**Given text:**
Readers will recognize the central issue in this paper as one of cue-trading/cue-weighting. There are several models of cue-weighting present in the literature, and the current study was not designed to explicitly test or challenge any of them. Of particular interest, however, are those accounts which specifically acknowledge the reliability with which the signal is represented. The cue weighting-by-reliability model of Toscano and McMurray (2010) suggests that the weighting of acoustic cues in phonetic perception can be predicted by their distributional properties in the input; the basic theme of this research permeates other work as well, such as that of Holt and Idemaru (2011). Specifically, a cue is more reliable (and hence should be more heavily weighted) if the contrastive level means are far apart and have low variance. In the current study, it could be argued that spectral degradation (whether simulated or via electric hearing) would diminish the reliability of spectral cues like vowel formants as well as formant transitions, since there is no clear placement of these peaks in the degraded spectrum. The temporal dimensions (duration, time-varying amplitude envelope), however, should remain relatively unchanged.

In summary, the current experiments were conducted to explore whether spectral degradation affects listeners’ use of various acoustic cues in phonetic identification. It was hypothesized that if spectral resolution were poor, listeners would be less affected by phonetic cues in the spectral domain, and more affected by phonetic cues in the temporal domain. This hypothesis would be supported by two kinds of results: (1) normal-hearing listeners using phonetic cues differently when spectral resolution is artificially degraded and (2) cochlear implant listeners using phonetic cues in a way that is different from normal-hearing listeners. The hypothesis was tested using two different phonetic contrasts, described below.

EXPERIMENT 1: THE LAX/TENSE VOWEL DISTINCTION

Review of acoustic cues

The first experiment explored the high-front lax/tense vowel contrast (/I/ and /i/) in English, which distinguishes word pairs such as hit/heat, fill/feel, hid/heed, and bin/bean. The cues that contribute to this distinction include the spectral dimensions of formant structure and vowel-inherent spectral change (VISC), as well as vowel duration. Formant structure has long been known to correspond to vowel categorization, albeit with a considerable amount of overlap between categories (Hillenbrand et al., 1995). Still, this cue is extremely powerful; using only steady-state formants synthesized from measurement taken at one timepoint in a vowel, human listeners identify vowels with roughly 75% accuracy (Hillenbrand and Gayvert, 1993). Automatic pattern classifiers show similar performance with just one sample of formant structure (i.e., a spectral snapshot) (Hillenbrand et al., 1995).

**Entries shown:**
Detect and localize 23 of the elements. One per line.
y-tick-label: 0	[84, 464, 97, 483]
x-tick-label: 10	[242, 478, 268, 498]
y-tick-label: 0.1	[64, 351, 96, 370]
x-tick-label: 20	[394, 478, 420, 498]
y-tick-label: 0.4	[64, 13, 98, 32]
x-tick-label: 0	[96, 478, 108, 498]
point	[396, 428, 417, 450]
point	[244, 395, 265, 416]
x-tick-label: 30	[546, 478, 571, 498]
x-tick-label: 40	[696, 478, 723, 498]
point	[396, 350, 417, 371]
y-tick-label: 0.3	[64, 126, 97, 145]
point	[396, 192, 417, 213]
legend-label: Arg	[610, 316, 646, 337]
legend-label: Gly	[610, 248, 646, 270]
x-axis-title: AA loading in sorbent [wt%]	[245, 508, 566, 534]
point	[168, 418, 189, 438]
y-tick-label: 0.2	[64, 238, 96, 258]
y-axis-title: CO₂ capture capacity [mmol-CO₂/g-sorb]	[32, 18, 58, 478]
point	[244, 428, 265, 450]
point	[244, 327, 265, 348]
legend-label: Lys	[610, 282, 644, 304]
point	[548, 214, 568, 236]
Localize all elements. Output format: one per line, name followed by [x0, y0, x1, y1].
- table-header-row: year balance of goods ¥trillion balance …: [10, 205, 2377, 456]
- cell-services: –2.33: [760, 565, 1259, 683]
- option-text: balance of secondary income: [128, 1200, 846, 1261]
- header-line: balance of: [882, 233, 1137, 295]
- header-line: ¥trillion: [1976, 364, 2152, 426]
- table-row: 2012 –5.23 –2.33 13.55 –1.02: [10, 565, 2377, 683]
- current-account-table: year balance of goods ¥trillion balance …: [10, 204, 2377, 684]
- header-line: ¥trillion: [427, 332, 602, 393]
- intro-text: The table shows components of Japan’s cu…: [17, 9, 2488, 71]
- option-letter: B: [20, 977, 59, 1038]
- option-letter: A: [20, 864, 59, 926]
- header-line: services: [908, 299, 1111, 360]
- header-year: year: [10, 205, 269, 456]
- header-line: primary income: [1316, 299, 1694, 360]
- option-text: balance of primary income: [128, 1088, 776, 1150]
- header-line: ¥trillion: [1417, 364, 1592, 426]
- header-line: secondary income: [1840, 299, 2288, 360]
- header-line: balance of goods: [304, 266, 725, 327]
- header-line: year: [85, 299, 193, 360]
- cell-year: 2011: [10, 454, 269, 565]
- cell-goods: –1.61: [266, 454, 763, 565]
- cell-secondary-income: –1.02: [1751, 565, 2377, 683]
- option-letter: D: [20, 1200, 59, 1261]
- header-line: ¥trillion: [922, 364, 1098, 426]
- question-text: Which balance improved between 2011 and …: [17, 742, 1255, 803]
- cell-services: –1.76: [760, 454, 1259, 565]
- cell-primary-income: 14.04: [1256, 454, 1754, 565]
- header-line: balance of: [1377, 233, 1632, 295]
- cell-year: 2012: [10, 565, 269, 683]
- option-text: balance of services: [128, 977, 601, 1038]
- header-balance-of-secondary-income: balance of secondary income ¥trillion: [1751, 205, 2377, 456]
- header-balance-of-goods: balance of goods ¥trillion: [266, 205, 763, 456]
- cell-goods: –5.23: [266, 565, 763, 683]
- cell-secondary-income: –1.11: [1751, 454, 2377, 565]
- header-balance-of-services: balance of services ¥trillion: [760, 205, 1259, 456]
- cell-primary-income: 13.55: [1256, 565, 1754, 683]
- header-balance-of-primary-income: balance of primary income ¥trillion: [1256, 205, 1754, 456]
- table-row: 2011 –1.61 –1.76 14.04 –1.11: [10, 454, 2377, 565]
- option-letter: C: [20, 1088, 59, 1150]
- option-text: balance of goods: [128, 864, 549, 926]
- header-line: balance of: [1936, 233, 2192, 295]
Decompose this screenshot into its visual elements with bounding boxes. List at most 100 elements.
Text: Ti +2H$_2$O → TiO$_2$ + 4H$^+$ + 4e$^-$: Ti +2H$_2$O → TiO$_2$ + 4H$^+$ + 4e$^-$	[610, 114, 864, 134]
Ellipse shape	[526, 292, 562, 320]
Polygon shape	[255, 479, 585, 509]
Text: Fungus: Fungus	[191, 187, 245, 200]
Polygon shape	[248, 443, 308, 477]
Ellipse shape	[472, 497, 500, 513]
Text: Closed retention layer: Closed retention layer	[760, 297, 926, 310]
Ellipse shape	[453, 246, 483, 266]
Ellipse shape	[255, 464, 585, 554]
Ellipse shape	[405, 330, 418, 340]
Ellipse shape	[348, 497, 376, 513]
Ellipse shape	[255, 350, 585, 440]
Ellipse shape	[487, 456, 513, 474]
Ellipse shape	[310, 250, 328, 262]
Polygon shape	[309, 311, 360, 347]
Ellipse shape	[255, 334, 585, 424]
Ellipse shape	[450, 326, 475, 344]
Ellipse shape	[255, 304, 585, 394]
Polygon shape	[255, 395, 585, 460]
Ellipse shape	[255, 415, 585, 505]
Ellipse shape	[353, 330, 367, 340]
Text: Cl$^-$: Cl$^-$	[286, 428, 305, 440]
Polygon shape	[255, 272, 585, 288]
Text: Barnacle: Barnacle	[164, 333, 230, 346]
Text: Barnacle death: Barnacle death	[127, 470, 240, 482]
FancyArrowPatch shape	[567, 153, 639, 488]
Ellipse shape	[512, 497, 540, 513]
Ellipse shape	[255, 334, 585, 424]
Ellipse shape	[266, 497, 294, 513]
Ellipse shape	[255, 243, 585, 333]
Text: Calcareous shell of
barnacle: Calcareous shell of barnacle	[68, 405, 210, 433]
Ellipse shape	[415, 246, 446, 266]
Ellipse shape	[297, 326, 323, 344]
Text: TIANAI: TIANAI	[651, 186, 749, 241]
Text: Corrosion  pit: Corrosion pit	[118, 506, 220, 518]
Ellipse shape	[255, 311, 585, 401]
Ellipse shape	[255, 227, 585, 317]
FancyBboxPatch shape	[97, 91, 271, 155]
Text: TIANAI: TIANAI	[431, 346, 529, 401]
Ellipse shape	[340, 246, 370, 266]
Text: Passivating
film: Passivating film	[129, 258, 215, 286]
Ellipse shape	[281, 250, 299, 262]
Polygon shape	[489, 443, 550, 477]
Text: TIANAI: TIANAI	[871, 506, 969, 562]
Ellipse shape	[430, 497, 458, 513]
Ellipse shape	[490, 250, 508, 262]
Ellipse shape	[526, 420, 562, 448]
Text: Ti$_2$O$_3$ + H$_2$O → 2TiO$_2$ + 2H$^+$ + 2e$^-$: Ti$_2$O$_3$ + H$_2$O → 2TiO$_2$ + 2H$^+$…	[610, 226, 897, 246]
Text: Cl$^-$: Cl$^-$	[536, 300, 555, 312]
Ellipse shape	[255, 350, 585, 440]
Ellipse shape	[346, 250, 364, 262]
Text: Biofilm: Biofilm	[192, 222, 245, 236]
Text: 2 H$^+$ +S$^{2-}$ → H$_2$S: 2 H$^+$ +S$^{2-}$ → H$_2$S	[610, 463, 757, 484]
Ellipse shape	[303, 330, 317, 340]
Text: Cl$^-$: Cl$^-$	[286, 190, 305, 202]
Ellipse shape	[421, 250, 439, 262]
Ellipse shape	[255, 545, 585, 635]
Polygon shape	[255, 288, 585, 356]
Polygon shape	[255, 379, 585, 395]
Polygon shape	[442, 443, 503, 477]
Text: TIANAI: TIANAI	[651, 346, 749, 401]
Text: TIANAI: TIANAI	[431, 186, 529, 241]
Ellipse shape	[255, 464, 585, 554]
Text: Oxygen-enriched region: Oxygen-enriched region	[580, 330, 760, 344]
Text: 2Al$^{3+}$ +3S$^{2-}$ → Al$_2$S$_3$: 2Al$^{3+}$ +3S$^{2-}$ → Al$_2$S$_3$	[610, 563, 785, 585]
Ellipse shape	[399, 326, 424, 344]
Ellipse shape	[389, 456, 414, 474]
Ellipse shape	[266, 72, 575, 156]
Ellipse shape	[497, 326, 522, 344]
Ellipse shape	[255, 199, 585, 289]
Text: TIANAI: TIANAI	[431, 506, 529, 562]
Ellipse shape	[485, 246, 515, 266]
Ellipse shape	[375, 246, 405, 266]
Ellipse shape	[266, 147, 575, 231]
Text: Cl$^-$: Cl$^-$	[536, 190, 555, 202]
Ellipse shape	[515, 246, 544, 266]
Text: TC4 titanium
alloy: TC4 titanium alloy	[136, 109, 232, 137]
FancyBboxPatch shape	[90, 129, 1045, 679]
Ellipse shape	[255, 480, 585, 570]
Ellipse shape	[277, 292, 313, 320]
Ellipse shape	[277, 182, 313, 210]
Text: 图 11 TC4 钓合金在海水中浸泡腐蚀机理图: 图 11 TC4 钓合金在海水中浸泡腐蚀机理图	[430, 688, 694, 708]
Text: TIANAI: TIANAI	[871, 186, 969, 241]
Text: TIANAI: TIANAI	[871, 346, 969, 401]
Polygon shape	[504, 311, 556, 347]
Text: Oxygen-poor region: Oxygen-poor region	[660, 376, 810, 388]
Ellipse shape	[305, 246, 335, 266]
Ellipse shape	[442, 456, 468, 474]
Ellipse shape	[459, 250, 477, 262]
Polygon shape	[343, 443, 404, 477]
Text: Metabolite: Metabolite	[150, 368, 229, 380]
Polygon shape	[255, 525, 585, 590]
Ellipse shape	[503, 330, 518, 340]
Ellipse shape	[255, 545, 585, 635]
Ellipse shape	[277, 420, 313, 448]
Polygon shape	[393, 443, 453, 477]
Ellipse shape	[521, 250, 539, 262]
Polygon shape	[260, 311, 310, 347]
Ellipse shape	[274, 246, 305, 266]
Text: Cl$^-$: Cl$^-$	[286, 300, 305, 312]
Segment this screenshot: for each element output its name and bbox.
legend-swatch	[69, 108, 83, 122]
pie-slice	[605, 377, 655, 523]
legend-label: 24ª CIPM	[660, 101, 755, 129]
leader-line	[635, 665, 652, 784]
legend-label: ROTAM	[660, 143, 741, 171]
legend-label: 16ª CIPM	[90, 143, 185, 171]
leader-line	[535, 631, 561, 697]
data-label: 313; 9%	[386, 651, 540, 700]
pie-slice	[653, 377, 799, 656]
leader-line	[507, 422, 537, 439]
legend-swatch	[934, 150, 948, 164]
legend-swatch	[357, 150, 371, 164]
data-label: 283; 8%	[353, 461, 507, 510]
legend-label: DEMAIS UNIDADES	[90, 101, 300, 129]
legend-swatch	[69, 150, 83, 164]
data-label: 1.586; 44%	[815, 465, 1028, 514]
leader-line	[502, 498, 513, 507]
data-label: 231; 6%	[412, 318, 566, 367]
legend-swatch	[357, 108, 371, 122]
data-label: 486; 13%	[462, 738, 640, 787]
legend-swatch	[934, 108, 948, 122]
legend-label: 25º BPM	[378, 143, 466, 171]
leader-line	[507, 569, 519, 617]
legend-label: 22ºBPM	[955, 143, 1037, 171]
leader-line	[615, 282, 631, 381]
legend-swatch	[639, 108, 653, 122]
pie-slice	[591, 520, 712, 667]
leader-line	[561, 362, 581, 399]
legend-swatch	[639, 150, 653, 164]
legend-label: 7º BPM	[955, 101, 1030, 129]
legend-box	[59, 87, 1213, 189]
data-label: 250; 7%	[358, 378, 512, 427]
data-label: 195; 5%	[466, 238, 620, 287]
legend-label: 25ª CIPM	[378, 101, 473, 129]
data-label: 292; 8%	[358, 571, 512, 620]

**What you have to do:**
Repeat the passage of the cue-weighting text from "The first experiment" down to "snapshot) (Hillenbrand et al., 1995).", word for word.

**Reply:**
The first experiment explored the high-front lax/tense vowel contrast (/I/ and /i/) in English, which distinguishes word pairs such as hit/heat, fill/feel, hid/heed, and bin/bean. The cues that contribute to this distinction include the spectral dimensions of formant structure and vowel-inherent spectral change (VISC), as well as vowel duration. Formant structure has long been known to correspond to vowel categorization, albeit with a considerable amount of overlap between categories (Hillenbrand et al., 1995). Still, this cue is extremely powerful; using only steady-state formants synthesized from measurement taken at one timepoint in a vowel, human listeners identify vowels with roughly 75% accuracy (Hillenbrand and Gayvert, 1993). Automatic pattern classifiers show similar performance with just one sample of formant structure (i.e., a spectral snapshot) (Hillenbrand et al., 1995).